___ Data listing
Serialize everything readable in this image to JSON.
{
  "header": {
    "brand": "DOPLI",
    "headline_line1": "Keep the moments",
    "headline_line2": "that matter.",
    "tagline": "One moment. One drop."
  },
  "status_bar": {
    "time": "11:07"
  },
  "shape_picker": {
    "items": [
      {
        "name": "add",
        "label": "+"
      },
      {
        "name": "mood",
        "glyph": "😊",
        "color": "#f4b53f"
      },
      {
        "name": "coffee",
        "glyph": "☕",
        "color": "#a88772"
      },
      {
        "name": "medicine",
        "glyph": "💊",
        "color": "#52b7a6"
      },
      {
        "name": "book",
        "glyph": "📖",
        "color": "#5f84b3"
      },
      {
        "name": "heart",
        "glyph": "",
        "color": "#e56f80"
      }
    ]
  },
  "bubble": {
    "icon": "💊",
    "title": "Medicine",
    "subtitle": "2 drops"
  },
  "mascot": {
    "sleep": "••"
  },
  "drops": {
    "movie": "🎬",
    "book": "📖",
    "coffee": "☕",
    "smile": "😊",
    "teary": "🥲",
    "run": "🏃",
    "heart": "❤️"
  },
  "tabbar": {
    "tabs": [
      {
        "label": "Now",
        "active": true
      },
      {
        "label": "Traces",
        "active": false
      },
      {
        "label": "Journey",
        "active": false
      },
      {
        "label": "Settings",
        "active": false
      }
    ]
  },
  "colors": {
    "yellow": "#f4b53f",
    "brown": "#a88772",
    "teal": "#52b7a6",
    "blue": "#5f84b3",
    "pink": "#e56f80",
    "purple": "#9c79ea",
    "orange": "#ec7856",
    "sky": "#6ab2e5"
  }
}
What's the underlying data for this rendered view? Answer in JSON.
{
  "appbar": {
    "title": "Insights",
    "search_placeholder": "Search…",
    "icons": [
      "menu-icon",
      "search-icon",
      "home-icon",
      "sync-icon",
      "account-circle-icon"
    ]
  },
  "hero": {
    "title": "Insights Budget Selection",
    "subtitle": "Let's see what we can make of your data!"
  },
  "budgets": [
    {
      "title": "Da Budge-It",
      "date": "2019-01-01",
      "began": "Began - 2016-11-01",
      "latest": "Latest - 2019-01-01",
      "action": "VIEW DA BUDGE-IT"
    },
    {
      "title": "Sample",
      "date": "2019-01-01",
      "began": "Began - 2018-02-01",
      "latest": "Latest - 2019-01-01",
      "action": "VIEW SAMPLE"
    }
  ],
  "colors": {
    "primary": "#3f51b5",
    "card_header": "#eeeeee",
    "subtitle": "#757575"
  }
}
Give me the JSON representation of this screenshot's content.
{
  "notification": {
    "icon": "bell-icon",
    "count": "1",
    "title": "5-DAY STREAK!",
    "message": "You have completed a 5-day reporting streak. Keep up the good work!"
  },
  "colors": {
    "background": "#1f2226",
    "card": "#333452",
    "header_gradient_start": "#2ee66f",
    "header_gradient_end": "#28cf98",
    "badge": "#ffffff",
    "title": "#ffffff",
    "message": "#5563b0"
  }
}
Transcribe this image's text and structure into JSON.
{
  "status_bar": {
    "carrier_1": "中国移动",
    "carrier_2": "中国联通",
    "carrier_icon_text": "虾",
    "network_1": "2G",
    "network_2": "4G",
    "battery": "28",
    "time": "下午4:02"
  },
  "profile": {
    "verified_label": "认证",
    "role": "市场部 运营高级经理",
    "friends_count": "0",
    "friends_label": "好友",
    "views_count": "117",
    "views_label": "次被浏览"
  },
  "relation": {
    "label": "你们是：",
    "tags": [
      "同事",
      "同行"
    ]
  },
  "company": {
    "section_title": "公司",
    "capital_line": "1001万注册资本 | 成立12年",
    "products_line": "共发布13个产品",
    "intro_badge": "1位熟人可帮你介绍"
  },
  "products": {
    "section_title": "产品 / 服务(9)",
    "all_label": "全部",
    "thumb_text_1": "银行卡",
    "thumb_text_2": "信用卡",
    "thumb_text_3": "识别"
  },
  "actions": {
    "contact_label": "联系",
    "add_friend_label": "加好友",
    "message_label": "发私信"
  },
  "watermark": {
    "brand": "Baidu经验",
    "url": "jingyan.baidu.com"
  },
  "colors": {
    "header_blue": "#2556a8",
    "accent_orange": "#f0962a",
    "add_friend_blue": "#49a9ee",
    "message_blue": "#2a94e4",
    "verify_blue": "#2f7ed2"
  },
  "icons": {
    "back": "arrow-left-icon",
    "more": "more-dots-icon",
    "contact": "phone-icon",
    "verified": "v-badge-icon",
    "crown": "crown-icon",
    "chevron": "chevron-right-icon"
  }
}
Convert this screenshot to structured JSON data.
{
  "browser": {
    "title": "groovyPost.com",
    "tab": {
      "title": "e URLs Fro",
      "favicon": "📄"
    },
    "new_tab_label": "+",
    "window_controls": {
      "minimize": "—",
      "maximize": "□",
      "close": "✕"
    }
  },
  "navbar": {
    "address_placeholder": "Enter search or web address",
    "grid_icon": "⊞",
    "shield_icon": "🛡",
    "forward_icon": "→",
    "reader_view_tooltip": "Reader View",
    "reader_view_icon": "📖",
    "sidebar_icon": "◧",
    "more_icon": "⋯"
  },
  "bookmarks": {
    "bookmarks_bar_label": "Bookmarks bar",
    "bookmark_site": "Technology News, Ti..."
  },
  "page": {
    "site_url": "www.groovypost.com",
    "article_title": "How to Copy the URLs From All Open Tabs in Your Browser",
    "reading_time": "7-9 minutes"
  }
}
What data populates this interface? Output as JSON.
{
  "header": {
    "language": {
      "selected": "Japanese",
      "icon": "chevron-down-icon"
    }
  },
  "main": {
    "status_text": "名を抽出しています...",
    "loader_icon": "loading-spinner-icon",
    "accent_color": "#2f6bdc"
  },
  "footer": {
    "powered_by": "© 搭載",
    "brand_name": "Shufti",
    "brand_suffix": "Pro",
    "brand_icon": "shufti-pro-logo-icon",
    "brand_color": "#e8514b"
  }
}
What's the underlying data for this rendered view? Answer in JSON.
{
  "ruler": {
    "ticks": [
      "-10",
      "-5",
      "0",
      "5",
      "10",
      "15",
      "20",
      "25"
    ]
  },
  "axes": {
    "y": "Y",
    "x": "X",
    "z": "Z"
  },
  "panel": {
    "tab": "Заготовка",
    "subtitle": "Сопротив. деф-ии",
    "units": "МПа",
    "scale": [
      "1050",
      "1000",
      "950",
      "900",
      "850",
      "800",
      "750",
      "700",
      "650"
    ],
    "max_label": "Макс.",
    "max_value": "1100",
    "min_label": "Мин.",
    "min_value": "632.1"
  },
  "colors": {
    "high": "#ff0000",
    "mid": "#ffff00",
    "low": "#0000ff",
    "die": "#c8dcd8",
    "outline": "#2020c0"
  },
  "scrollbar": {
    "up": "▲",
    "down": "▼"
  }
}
______
Some lines of the records may hold the word "subtitle". How many do? Answer with a number and nothing else.

Result for this task ▸ 4